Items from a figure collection

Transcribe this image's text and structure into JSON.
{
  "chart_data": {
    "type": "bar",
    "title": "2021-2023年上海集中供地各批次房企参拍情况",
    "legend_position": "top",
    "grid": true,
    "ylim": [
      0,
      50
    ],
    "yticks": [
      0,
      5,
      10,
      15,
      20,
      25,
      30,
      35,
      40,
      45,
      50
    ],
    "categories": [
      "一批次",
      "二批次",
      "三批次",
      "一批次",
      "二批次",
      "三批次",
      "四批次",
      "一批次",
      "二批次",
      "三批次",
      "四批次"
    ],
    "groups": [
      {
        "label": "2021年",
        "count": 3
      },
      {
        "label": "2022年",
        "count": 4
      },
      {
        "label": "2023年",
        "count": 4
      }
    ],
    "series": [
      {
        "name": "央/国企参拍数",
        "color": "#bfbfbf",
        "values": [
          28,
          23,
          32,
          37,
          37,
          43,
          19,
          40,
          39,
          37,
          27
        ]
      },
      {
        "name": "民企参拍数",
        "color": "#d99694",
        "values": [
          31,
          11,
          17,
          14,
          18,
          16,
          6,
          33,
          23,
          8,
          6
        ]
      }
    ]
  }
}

EXERCISE DESCRIPTION
What is the number of lines holding the word "label"? State it alone.

SOLUTION TO THIS EXERCISE
3